▸ **SET PROBLEM**
The data must be written out once more, precisely as given.

▸ **Stored records**
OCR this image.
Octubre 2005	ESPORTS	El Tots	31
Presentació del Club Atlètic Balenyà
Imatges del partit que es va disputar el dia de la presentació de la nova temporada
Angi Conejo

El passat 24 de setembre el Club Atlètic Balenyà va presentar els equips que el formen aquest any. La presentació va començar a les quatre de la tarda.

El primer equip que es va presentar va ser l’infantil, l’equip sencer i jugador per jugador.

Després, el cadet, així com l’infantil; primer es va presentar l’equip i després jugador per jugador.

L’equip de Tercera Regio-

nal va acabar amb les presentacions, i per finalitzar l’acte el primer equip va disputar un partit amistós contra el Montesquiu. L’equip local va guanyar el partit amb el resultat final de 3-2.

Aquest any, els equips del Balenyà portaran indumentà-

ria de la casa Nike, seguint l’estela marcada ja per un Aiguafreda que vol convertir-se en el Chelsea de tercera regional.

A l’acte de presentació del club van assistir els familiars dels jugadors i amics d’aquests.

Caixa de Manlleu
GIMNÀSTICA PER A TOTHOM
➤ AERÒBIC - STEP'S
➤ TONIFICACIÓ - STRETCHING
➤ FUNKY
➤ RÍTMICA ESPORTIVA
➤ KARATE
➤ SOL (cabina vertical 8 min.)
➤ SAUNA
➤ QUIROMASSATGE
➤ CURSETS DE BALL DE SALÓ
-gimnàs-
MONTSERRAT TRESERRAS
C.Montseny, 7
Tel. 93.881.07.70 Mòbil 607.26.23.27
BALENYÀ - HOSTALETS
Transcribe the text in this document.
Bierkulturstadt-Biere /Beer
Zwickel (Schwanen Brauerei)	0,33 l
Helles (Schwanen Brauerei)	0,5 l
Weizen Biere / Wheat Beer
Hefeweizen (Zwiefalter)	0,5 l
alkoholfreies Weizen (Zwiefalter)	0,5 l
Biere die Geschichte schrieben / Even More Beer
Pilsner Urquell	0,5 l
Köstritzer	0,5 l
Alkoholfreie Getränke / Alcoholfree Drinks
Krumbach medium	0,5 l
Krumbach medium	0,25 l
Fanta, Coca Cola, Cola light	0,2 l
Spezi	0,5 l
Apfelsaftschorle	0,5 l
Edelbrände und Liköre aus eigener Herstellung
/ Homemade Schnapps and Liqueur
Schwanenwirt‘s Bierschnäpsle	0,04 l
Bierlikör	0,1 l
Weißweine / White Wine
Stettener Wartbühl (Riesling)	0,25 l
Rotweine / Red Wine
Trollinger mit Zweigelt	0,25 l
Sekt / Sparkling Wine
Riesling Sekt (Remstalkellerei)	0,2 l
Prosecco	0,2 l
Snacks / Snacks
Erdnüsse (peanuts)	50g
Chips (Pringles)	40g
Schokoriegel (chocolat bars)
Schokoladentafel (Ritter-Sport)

▸ **FINAL RESULT**
OCR this image.
Octubre 2005	ESPORTS	El Tots	31
Presentació del Club Atlètic Balenyà
Imatges del partit que es va disputar el dia de la presentació de la nova temporada
Angi Conejo

El passat 24 de setembre el Club Atlètic Balenyà va presentar els equips que el formen aquest any. La presentació va començar a les quatre de la tarda.

El primer equip que es va presentar va ser l’infantil, l’equip sencer i jugador per jugador.

Després, el cadet, així com l’infantil; primer es va presentar l’equip i després jugador per jugador.

L’equip de Tercera Regio-

nal va acabar amb les presentacions, i per finalitzar l’acte el primer equip va disputar un partit amistós contra el Montesquiu. L’equip local va guanyar el partit amb el resultat final de 3-2.

Aquest any, els equips del Balenyà portaran indumentà-

ria de la casa Nike, seguint l’estela marcada ja per un Aiguafreda que vol convertir-se en el Chelsea de tercera regional.

A l’acte de presentació del club van assistir els familiars dels jugadors i amics d’aquests.

Caixa de Manlleu
GIMNÀSTICA PER A TOTHOM
➤ AERÒBIC - STEP'S
➤ TONIFICACIÓ - STRETCHING
➤ FUNKY
➤ RÍTMICA ESPORTIVA
➤ KARATE
➤ SOL (cabina vertical 8 min.)
➤ SAUNA
➤ QUIROMASSATGE
➤ CURSETS DE BALL DE SALÓ
-gimnàs-
MONTSERRAT TRESERRAS
C.Montseny, 7
Tel. 93.881.07.70 Mòbil 607.26.23.27
BALENYÀ - HOSTALETS
Transcribe the text in this document.
Bierkulturstadt-Biere /Beer
Zwickel (Schwanen Brauerei)	0,33 l
Helles (Schwanen Brauerei)	0,5 l
Weizen Biere / Wheat Beer
Hefeweizen (Zwiefalter)	0,5 l
alkoholfreies Weizen (Zwiefalter)	0,5 l
Biere die Geschichte schrieben / Even More Beer
Pilsner Urquell	0,5 l
Köstritzer	0,5 l
Alkoholfreie Getränke / Alcoholfree Drinks
Krumbach medium	0,5 l
Krumbach medium	0,25 l
Fanta, Coca Cola, Cola light	0,2 l
Spezi	0,5 l
Apfelsaftschorle	0,5 l
Edelbrände und Liköre aus eigener Herstellung
/ Homemade Schnapps and Liqueur
Schwanenwirt‘s Bierschnäpsle	0,04 l
Bierlikör	0,1 l
Weißweine / White Wine
Stettener Wartbühl (Riesling)	0,25 l
Rotweine / Red Wine
Trollinger mit Zweigelt	0,25 l
Sekt / Sparkling Wine
Riesling Sekt (Remstalkellerei)	0,2 l
Prosecco	0,2 l
Snacks / Snacks
Erdnüsse (peanuts)	50g
Chips (Pringles)	40g
Schokoriegel (chocolat bars)
Schokoladentafel (Ritter-Sport)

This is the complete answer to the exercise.